Tally each line where the word "subtitle" occurs, then give only the total.

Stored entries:
** start **

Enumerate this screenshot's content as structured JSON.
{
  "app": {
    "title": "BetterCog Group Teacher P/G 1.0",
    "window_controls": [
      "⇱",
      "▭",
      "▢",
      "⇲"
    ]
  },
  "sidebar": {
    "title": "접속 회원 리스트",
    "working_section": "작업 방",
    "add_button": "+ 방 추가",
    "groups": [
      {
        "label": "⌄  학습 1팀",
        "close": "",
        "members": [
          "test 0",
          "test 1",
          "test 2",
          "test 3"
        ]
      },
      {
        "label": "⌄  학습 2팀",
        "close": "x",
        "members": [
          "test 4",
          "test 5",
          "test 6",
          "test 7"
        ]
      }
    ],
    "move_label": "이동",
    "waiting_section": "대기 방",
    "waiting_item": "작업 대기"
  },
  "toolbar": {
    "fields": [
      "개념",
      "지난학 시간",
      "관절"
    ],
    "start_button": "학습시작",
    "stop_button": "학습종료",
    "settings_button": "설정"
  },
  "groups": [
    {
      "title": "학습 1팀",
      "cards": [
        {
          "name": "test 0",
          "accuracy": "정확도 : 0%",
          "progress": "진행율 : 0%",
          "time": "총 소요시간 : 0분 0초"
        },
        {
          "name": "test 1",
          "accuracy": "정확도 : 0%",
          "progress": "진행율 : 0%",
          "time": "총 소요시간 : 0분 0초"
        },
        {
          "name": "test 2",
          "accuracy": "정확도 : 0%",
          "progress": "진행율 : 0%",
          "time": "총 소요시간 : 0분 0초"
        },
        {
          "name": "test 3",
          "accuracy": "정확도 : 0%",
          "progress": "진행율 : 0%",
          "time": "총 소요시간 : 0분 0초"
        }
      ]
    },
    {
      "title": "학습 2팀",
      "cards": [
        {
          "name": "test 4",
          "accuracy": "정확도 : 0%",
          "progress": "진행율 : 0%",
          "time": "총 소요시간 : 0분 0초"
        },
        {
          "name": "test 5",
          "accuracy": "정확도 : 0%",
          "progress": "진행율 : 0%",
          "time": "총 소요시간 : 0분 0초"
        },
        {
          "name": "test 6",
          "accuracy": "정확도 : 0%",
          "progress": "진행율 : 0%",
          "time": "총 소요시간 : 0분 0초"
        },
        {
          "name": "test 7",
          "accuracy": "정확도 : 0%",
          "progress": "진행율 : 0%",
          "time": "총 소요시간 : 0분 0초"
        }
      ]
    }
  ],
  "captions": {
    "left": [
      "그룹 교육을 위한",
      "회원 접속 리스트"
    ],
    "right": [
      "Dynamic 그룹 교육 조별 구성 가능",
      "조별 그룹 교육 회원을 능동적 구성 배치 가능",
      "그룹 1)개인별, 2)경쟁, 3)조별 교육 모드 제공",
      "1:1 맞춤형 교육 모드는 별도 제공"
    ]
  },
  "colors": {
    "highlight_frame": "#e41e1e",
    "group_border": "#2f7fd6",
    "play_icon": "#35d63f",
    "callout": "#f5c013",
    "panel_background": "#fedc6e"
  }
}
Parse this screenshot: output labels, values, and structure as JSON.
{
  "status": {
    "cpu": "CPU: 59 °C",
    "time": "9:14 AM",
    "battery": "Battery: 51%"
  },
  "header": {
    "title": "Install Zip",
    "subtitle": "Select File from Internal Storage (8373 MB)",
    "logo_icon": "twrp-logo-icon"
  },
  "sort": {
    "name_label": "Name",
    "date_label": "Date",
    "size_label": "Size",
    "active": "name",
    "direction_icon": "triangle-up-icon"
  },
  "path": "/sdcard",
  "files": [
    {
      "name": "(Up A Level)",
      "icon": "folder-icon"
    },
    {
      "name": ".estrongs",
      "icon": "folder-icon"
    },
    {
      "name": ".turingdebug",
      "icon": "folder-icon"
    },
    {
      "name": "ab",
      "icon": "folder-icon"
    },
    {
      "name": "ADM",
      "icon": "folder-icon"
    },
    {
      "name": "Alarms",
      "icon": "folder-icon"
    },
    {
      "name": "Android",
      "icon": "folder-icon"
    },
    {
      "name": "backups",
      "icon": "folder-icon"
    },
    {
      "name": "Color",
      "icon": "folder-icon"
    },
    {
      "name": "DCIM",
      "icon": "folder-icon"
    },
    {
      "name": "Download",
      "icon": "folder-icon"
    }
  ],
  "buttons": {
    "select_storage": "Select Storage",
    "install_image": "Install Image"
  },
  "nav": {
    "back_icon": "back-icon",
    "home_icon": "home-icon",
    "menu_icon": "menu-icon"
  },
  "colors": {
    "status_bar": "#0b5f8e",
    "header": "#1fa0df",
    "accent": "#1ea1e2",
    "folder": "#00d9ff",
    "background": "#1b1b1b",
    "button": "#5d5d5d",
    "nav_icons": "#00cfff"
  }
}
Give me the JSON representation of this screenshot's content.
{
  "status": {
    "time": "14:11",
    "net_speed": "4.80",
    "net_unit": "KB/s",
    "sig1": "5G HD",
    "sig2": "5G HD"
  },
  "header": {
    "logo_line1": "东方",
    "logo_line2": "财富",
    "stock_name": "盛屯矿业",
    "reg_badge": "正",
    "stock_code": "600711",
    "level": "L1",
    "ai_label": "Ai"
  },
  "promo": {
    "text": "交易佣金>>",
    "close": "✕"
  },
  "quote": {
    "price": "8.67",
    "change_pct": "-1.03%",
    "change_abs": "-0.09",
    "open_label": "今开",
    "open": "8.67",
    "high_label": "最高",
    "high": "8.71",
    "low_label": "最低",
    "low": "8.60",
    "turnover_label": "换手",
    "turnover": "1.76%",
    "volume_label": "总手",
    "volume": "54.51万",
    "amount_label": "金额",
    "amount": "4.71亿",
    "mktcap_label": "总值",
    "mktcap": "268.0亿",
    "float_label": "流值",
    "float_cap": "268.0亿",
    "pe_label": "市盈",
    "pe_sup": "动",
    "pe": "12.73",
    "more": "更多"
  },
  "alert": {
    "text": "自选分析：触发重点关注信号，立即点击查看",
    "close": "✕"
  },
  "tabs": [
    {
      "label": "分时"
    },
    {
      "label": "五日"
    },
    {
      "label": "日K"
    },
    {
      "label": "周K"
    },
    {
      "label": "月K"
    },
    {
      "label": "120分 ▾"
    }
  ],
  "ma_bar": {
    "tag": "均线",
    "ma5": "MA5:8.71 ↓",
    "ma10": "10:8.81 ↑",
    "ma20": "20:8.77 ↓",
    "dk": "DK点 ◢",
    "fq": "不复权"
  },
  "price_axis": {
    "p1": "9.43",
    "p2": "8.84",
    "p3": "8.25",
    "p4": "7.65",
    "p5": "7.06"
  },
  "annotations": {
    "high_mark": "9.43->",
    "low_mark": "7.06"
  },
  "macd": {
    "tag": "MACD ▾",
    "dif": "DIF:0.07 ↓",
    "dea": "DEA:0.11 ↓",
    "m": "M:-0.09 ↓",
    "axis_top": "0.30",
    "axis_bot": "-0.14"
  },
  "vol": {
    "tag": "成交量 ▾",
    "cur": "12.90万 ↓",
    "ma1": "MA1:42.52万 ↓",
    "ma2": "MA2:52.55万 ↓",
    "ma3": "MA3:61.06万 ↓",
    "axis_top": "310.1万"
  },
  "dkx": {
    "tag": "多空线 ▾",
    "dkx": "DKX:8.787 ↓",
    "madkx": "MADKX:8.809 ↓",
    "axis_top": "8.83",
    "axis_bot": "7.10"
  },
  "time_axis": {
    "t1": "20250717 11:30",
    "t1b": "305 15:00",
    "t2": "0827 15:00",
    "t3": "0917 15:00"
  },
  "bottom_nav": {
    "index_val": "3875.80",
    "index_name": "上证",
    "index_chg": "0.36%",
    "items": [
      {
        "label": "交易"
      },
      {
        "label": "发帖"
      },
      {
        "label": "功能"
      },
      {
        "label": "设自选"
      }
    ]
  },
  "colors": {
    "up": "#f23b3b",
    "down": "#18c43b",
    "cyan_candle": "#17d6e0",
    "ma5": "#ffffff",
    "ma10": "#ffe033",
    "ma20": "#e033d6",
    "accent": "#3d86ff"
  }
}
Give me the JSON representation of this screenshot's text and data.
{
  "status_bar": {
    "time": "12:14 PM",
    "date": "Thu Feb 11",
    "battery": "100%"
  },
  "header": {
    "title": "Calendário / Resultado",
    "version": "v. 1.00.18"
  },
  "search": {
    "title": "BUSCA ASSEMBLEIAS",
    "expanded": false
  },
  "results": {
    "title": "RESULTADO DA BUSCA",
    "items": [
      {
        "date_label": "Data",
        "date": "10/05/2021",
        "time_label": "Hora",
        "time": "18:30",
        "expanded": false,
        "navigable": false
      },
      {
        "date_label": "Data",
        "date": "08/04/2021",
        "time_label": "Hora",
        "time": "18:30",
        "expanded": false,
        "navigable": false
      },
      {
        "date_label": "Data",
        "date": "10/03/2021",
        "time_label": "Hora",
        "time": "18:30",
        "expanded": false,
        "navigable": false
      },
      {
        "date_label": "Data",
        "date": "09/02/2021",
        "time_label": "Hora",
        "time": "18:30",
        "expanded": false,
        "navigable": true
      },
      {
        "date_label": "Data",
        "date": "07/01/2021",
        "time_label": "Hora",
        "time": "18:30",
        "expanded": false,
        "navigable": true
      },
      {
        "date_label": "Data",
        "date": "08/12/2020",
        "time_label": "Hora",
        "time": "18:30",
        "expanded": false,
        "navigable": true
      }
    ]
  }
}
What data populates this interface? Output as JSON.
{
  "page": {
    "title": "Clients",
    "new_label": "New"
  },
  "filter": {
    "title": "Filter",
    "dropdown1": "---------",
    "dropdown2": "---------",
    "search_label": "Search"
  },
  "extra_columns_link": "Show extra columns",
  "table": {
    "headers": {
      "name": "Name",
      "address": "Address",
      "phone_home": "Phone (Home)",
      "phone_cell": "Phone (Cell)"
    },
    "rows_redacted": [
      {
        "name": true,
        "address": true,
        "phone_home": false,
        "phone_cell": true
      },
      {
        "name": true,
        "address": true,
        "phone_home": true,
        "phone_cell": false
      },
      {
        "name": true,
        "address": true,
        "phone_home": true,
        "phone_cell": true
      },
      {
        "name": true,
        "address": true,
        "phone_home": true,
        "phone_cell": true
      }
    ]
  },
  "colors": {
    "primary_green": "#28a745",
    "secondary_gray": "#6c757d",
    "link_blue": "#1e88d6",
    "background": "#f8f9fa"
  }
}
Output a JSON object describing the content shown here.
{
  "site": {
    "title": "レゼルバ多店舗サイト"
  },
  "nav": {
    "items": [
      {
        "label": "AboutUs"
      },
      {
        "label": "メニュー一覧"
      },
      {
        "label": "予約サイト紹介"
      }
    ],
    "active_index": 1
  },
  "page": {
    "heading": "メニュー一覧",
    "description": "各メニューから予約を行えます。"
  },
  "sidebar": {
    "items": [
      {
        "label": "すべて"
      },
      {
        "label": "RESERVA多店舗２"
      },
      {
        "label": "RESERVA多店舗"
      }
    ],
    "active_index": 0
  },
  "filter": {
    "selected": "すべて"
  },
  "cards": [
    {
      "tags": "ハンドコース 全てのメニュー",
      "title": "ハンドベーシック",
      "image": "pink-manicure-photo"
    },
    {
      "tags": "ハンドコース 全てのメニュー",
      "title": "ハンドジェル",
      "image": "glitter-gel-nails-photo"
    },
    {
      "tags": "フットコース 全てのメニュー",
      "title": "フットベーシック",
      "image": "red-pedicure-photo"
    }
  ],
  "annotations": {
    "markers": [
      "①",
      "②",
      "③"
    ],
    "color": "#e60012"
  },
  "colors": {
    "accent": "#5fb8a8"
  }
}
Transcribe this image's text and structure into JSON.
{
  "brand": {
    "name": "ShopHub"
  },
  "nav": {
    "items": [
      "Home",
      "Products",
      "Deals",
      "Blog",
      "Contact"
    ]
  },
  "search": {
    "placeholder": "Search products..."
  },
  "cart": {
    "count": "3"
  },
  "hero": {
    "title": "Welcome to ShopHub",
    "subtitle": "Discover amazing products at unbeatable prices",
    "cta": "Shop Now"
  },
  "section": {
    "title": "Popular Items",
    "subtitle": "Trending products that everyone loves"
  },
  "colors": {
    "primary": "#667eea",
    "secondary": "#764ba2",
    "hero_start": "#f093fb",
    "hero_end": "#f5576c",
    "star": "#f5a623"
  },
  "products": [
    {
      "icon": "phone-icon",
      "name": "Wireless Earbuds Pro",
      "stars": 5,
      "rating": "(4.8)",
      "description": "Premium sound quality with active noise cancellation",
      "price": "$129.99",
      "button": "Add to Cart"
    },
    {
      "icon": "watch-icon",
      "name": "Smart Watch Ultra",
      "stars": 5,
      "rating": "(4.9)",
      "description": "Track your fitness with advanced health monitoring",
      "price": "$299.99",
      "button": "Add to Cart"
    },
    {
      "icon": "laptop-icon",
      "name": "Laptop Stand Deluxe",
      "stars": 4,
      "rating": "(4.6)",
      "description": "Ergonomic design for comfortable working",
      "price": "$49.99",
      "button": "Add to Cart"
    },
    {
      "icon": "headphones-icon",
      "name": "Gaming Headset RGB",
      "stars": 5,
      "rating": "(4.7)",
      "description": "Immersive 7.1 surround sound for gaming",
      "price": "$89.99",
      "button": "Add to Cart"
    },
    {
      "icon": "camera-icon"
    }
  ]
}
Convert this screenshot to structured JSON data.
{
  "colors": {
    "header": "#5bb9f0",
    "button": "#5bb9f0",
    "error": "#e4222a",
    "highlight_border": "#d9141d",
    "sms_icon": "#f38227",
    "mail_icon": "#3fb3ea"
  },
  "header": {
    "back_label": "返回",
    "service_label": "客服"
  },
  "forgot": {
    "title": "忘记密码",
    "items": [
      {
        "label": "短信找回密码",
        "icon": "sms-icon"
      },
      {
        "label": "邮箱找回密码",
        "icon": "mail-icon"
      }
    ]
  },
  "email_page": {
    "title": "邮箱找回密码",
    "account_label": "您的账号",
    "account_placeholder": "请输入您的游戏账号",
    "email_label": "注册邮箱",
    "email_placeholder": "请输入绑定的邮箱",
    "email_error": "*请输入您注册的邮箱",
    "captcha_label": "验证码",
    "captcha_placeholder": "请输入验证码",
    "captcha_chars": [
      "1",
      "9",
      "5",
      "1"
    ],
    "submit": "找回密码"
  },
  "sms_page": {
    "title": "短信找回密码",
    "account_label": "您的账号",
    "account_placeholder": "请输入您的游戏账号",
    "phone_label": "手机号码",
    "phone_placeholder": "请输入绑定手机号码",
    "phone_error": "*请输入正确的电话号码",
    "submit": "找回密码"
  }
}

** end **

◆ FULL RESPONSE: 3